** START OF Entries provided **

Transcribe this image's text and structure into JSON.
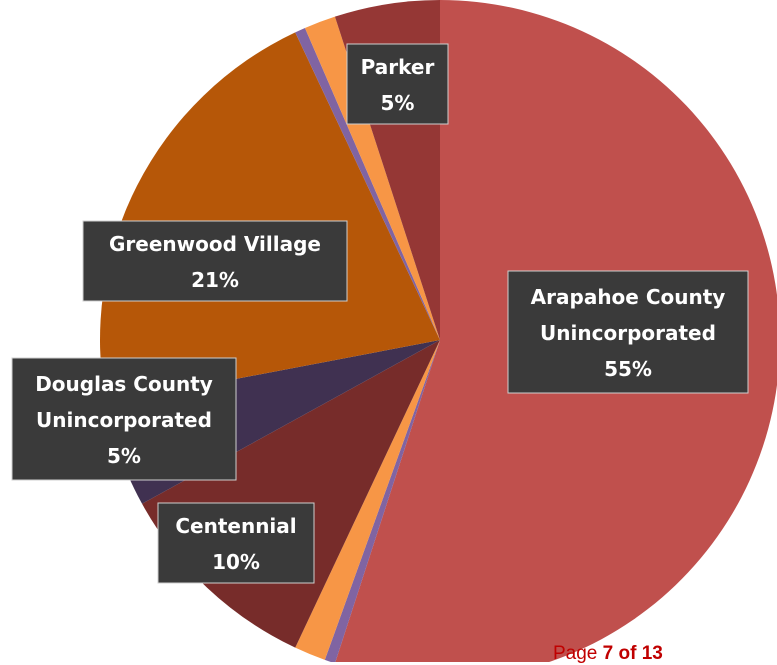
{
  "chart_data": {
    "type": "pie",
    "slices": [
      {
        "label_lines": [
          "Arapahoe County",
          "Unincorporated"
        ],
        "percent_label": "55%",
        "value": 55,
        "color": "#c0504d"
      },
      {
        "label_lines": [],
        "percent_label": "",
        "value": 0.5,
        "color": "#8064a2"
      },
      {
        "label_lines": [],
        "percent_label": "",
        "value": 1.5,
        "color": "#f79646"
      },
      {
        "label_lines": [
          "Centennial"
        ],
        "percent_label": "10%",
        "value": 10,
        "color": "#772c2a"
      },
      {
        "label_lines": [
          "Douglas County",
          "Unincorporated"
        ],
        "percent_label": "5%",
        "value": 5,
        "color": "#403151"
      },
      {
        "label_lines": [
          "Greenwood Village"
        ],
        "percent_label": "21%",
        "value": 21,
        "color": "#b65708"
      },
      {
        "label_lines": [],
        "percent_label": "",
        "value": 0.5,
        "color": "#8064a2"
      },
      {
        "label_lines": [],
        "percent_label": "",
        "value": 1.5,
        "color": "#f79646"
      },
      {
        "label_lines": [
          "Parker"
        ],
        "percent_label": "5%",
        "value": 5,
        "color": "#953735"
      }
    ]
  },
  "footer": {
    "page_word": "Page",
    "current_page": "7",
    "of_word": "of",
    "total_pages": "13"
  }
}
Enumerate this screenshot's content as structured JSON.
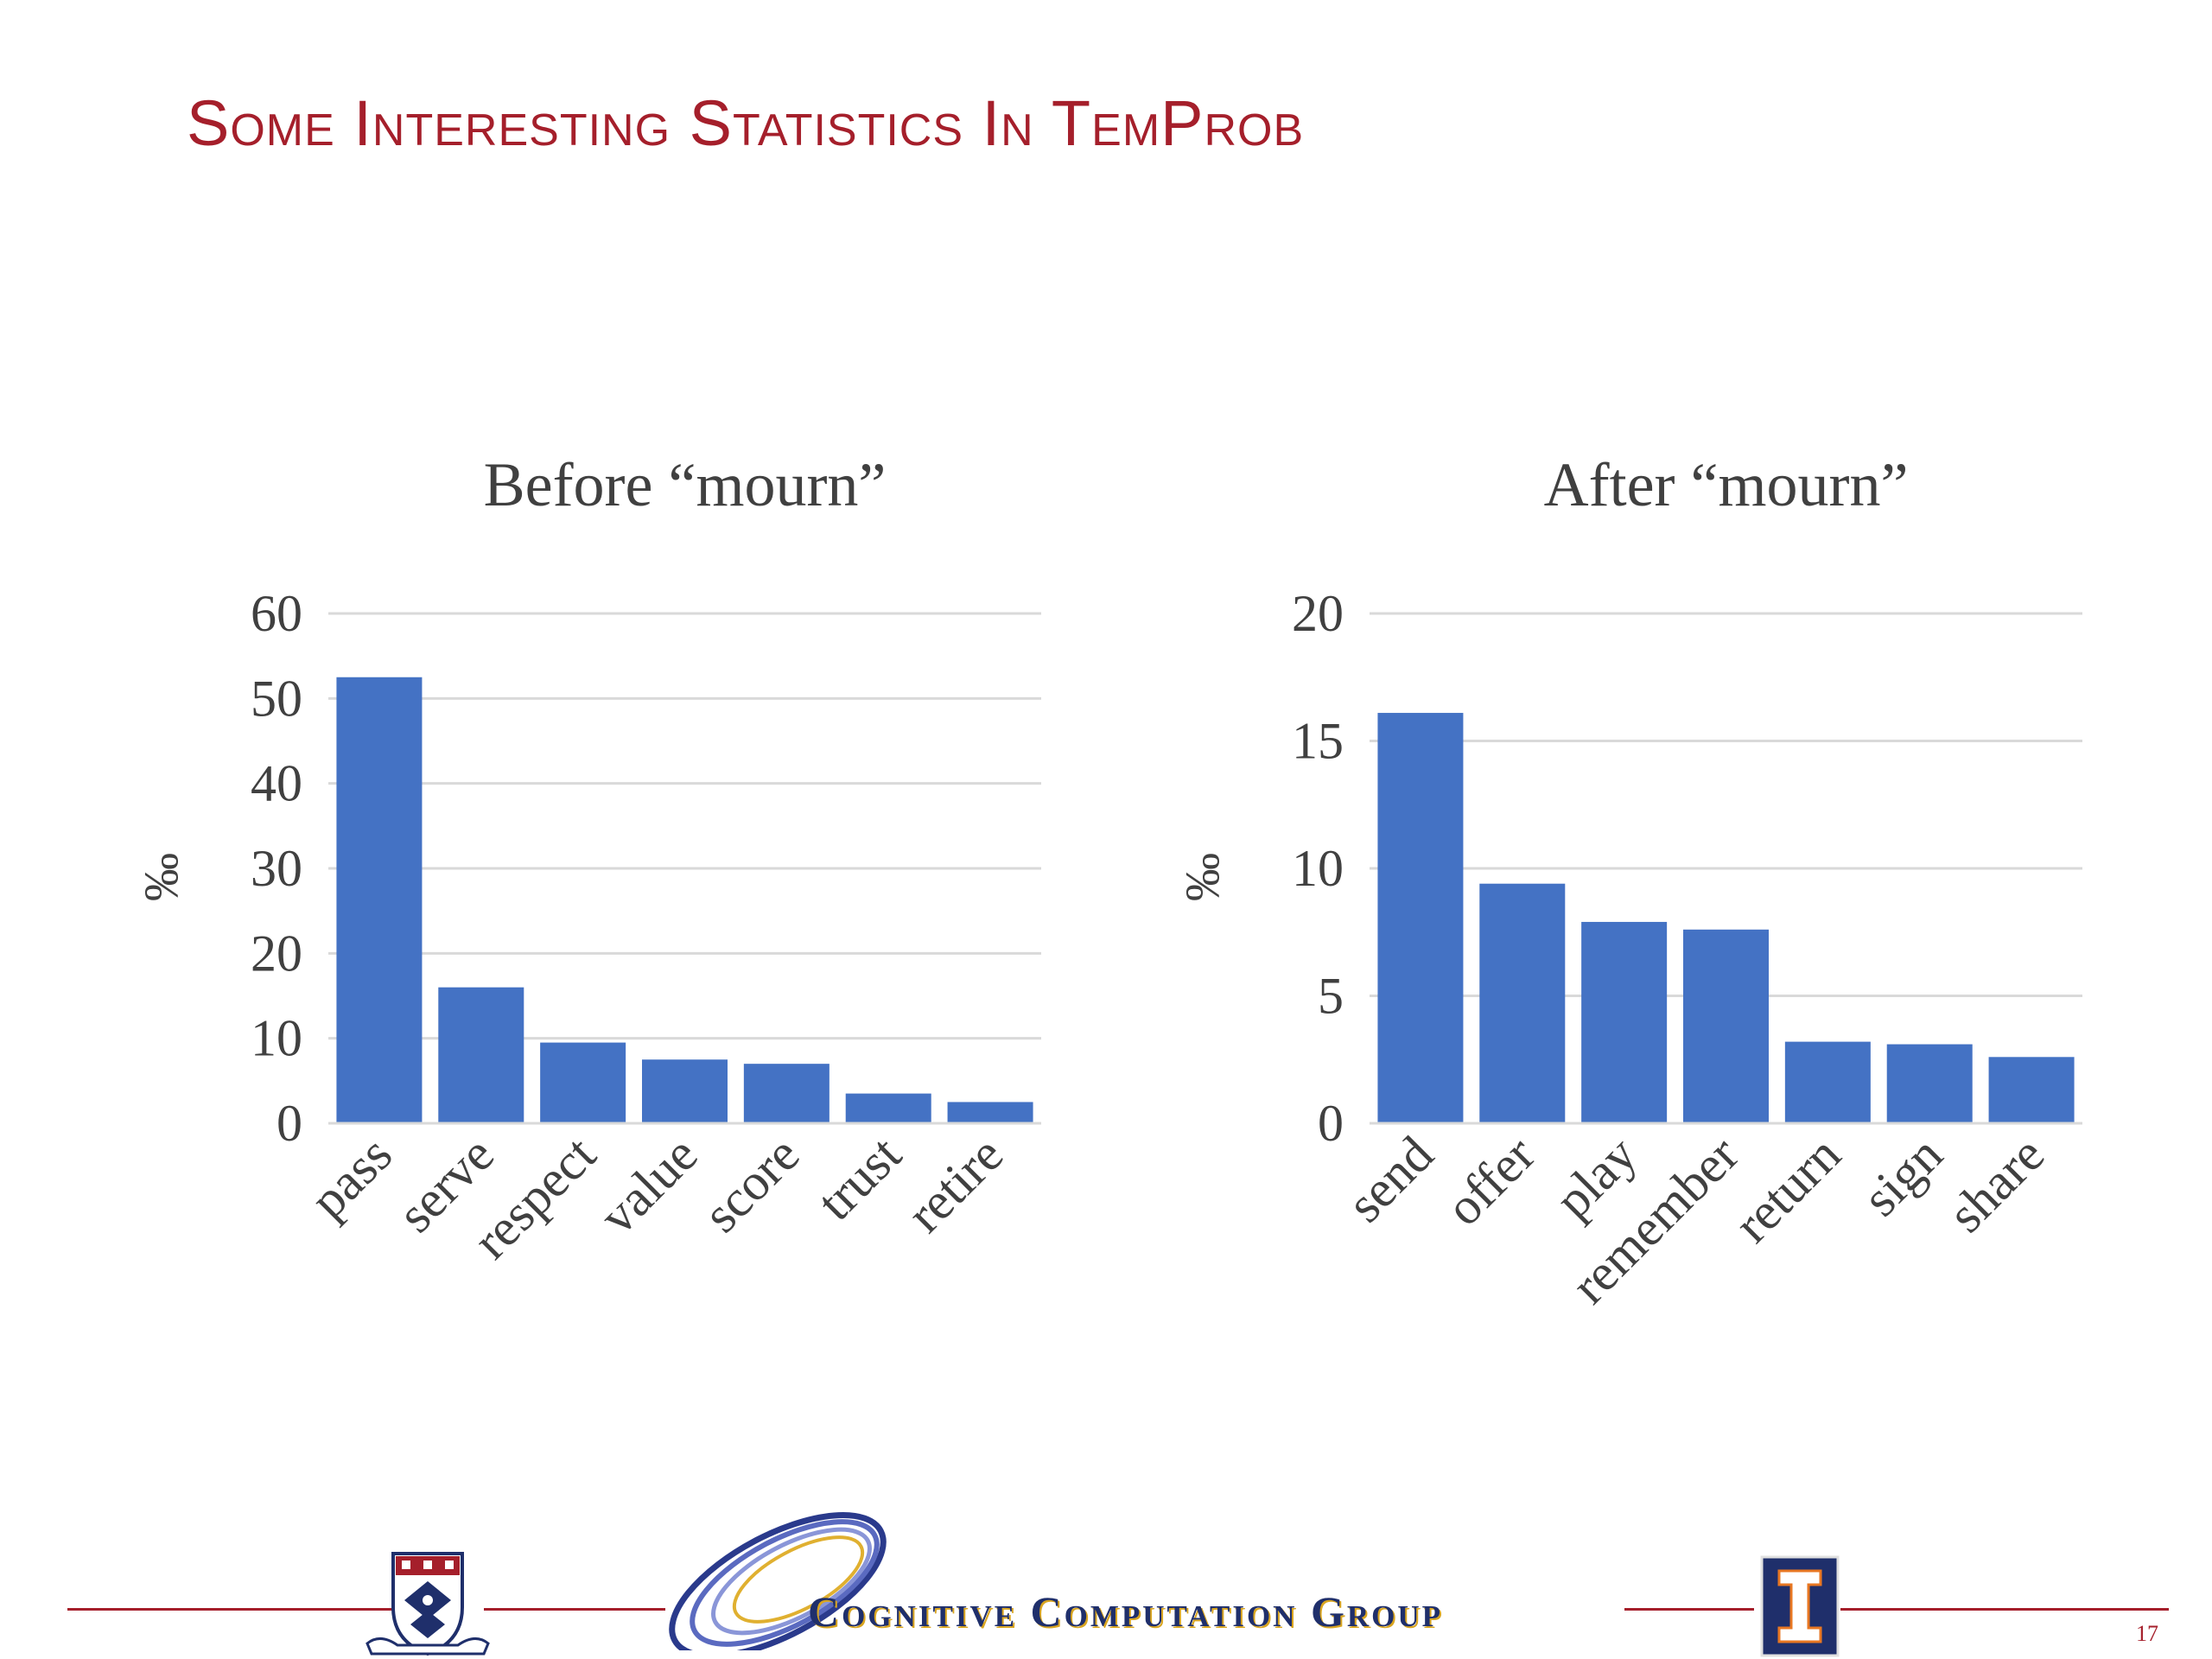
{
  "slide": {
    "title": "Some Interesting Statistics In TemProb",
    "page_number": "17"
  },
  "footer": {
    "group_name": "Cognitive Computation Group"
  },
  "colors": {
    "bar": "#4472C4",
    "title": "#A51F2B",
    "gridline": "#D9D9D9",
    "footer_line": "#A51F2B",
    "group_name": "#1F2F6B"
  },
  "chart_data": [
    {
      "type": "bar",
      "title": "Before “mourn”",
      "ylabel": "‰",
      "xlabel": "",
      "categories": [
        "pass",
        "serve",
        "respect",
        "value",
        "score",
        "trust",
        "retire"
      ],
      "values": [
        52.5,
        16,
        9.5,
        7.5,
        7,
        3.5,
        2.5
      ],
      "ylim": [
        0,
        60
      ],
      "yticks": [
        0,
        10,
        20,
        30,
        40,
        50,
        60
      ],
      "grid": true,
      "legend": "none"
    },
    {
      "type": "bar",
      "title": "After “mourn”",
      "ylabel": "‰",
      "xlabel": "",
      "categories": [
        "send",
        "offer",
        "play",
        "remember",
        "return",
        "sign",
        "share"
      ],
      "values": [
        16.1,
        9.4,
        7.9,
        7.6,
        3.2,
        3.1,
        2.6
      ],
      "ylim": [
        0,
        20
      ],
      "yticks": [
        0,
        5,
        10,
        15,
        20
      ],
      "grid": true,
      "legend": "none"
    }
  ]
}
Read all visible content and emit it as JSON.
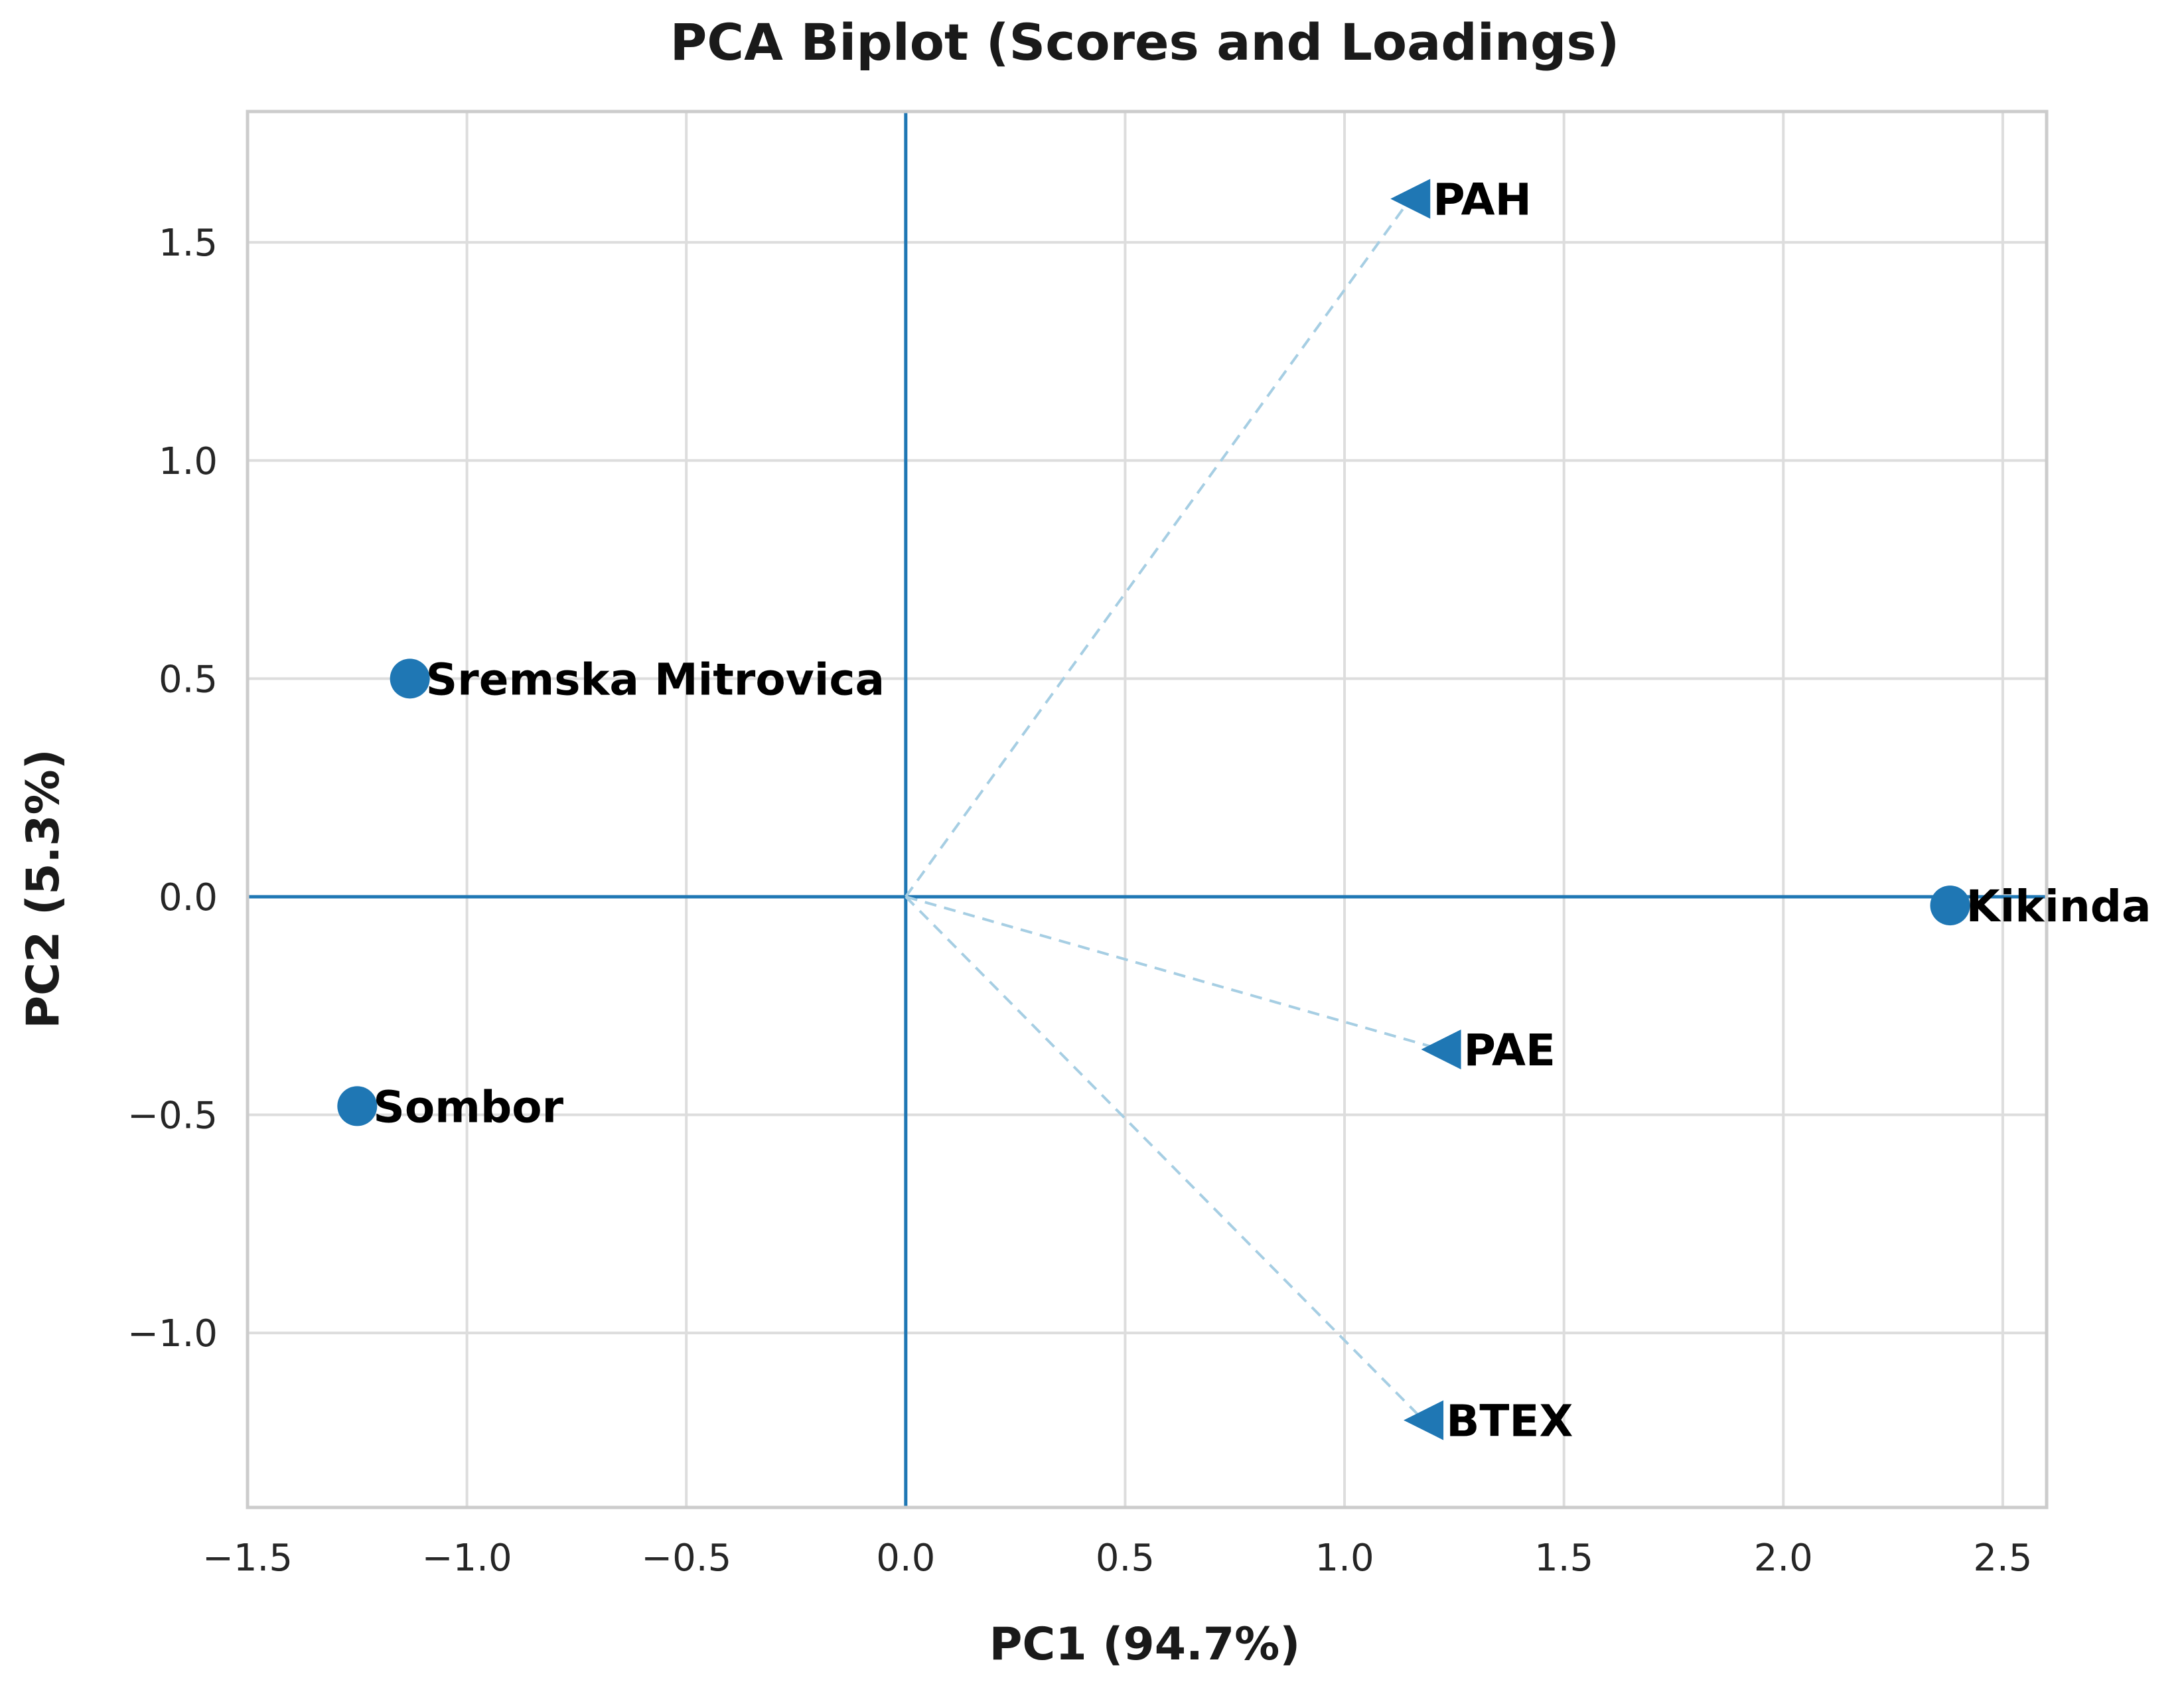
{
  "chart_data": {
    "type": "scatter",
    "title": "PCA Biplot (Scores and Loadings)",
    "xlabel": "PC1 (94.7%)",
    "ylabel": "PC2 (5.3%)",
    "xlim": [
      -1.5,
      2.6
    ],
    "ylim": [
      -1.4,
      1.8
    ],
    "xticks": [
      -1.5,
      -1.0,
      -0.5,
      0.0,
      0.5,
      1.0,
      1.5,
      2.0,
      2.5
    ],
    "xtick_labels": [
      "−1.5",
      "−1.0",
      "−0.5",
      "0.0",
      "0.5",
      "1.0",
      "1.5",
      "2.0",
      "2.5"
    ],
    "yticks": [
      -1.0,
      -0.5,
      0.0,
      0.5,
      1.0,
      1.5
    ],
    "ytick_labels": [
      "−1.0",
      "−0.5",
      "0.0",
      "0.5",
      "1.0",
      "1.5"
    ],
    "grid": true,
    "color": "#1f77b4",
    "loading_line_color": "#a6cee3",
    "scores": [
      {
        "label": "Sremska Mitrovica",
        "x": -1.13,
        "y": 0.5
      },
      {
        "label": "Sombor",
        "x": -1.25,
        "y": -0.48
      },
      {
        "label": "Kikinda",
        "x": 2.38,
        "y": -0.02
      }
    ],
    "loadings": [
      {
        "label": "PAH",
        "x": 1.15,
        "y": 1.6
      },
      {
        "label": "PAE",
        "x": 1.22,
        "y": -0.35
      },
      {
        "label": "BTEX",
        "x": 1.18,
        "y": -1.2
      }
    ]
  }
}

** END OF Entries provided **

### Exercise requirements
Transcribe the complete set of entries verbatim. No pictures belong in the copy.

### Result of the task
Transcribe this image's text and structure into JSON.
{
  "chart_data": {
    "type": "pie",
    "slices": [
      {
        "label_lines": [
          "Arapahoe County",
          "Unincorporated"
        ],
        "percent_label": "55%",
        "value": 55,
        "color": "#c0504d"
      },
      {
        "label_lines": [],
        "percent_label": "",
        "value": 0.5,
        "color": "#8064a2"
      },
      {
        "label_lines": [],
        "percent_label": "",
        "value": 1.5,
        "color": "#f79646"
      },
      {
        "label_lines": [
          "Centennial"
        ],
        "percent_label": "10%",
        "value": 10,
        "color": "#772c2a"
      },
      {
        "label_lines": [
          "Douglas County",
          "Unincorporated"
        ],
        "percent_label": "5%",
        "value": 5,
        "color": "#403151"
      },
      {
        "label_lines": [
          "Greenwood Village"
        ],
        "percent_label": "21%",
        "value": 21,
        "color": "#b65708"
      },
      {
        "label_lines": [],
        "percent_label": "",
        "value": 0.5,
        "color": "#8064a2"
      },
      {
        "label_lines": [],
        "percent_label": "",
        "value": 1.5,
        "color": "#f79646"
      },
      {
        "label_lines": [
          "Parker"
        ],
        "percent_label": "5%",
        "value": 5,
        "color": "#953735"
      }
    ]
  },
  "footer": {
    "page_word": "Page",
    "current_page": "7",
    "of_word": "of",
    "total_pages": "13"
  }
}
Enumerate this screenshot's content as structured JSON.
{
  "slide": {
    "title": "Some Interesting Statistics In TemProb",
    "page_number": "17"
  },
  "footer": {
    "group_name": "Cognitive Computation Group"
  },
  "colors": {
    "bar": "#4472C4",
    "title": "#A51F2B",
    "gridline": "#D9D9D9",
    "footer_line": "#A51F2B",
    "group_name": "#1F2F6B"
  },
  "chart_data": [
    {
      "type": "bar",
      "title": "Before “mourn”",
      "ylabel": "‰",
      "xlabel": "",
      "categories": [
        "pass",
        "serve",
        "respect",
        "value",
        "score",
        "trust",
        "retire"
      ],
      "values": [
        52.5,
        16,
        9.5,
        7.5,
        7,
        3.5,
        2.5
      ],
      "ylim": [
        0,
        60
      ],
      "yticks": [
        0,
        10,
        20,
        30,
        40,
        50,
        60
      ],
      "grid": true,
      "legend": "none"
    },
    {
      "type": "bar",
      "title": "After “mourn”",
      "ylabel": "‰",
      "xlabel": "",
      "categories": [
        "send",
        "offer",
        "play",
        "remember",
        "return",
        "sign",
        "share"
      ],
      "values": [
        16.1,
        9.4,
        7.9,
        7.6,
        3.2,
        3.1,
        2.6
      ],
      "ylim": [
        0,
        20
      ],
      "yticks": [
        0,
        5,
        10,
        15,
        20
      ],
      "grid": true,
      "legend": "none"
    }
  ]
}
Read all visible content and emit it as JSON.
{
  "chart_data": {
    "type": "scatter",
    "title": "PCA Biplot (Scores and Loadings)",
    "xlabel": "PC1 (94.7%)",
    "ylabel": "PC2 (5.3%)",
    "xlim": [
      -1.5,
      2.6
    ],
    "ylim": [
      -1.4,
      1.8
    ],
    "xticks": [
      -1.5,
      -1.0,
      -0.5,
      0.0,
      0.5,
      1.0,
      1.5,
      2.0,
      2.5
    ],
    "xtick_labels": [
      "−1.5",
      "−1.0",
      "−0.5",
      "0.0",
      "0.5",
      "1.0",
      "1.5",
      "2.0",
      "2.5"
    ],
    "yticks": [
      -1.0,
      -0.5,
      0.0,
      0.5,
      1.0,
      1.5
    ],
    "ytick_labels": [
      "−1.0",
      "−0.5",
      "0.0",
      "0.5",
      "1.0",
      "1.5"
    ],
    "grid": true,
    "color": "#1f77b4",
    "loading_line_color": "#a6cee3",
    "scores": [
      {
        "label": "Sremska Mitrovica",
        "x": -1.13,
        "y": 0.5
      },
      {
        "label": "Sombor",
        "x": -1.25,
        "y": -0.48
      },
      {
        "label": "Kikinda",
        "x": 2.38,
        "y": -0.02
      }
    ],
    "loadings": [
      {
        "label": "PAH",
        "x": 1.15,
        "y": 1.6
      },
      {
        "label": "PAE",
        "x": 1.22,
        "y": -0.35
      },
      {
        "label": "BTEX",
        "x": 1.18,
        "y": -1.2
      }
    ]
  }
}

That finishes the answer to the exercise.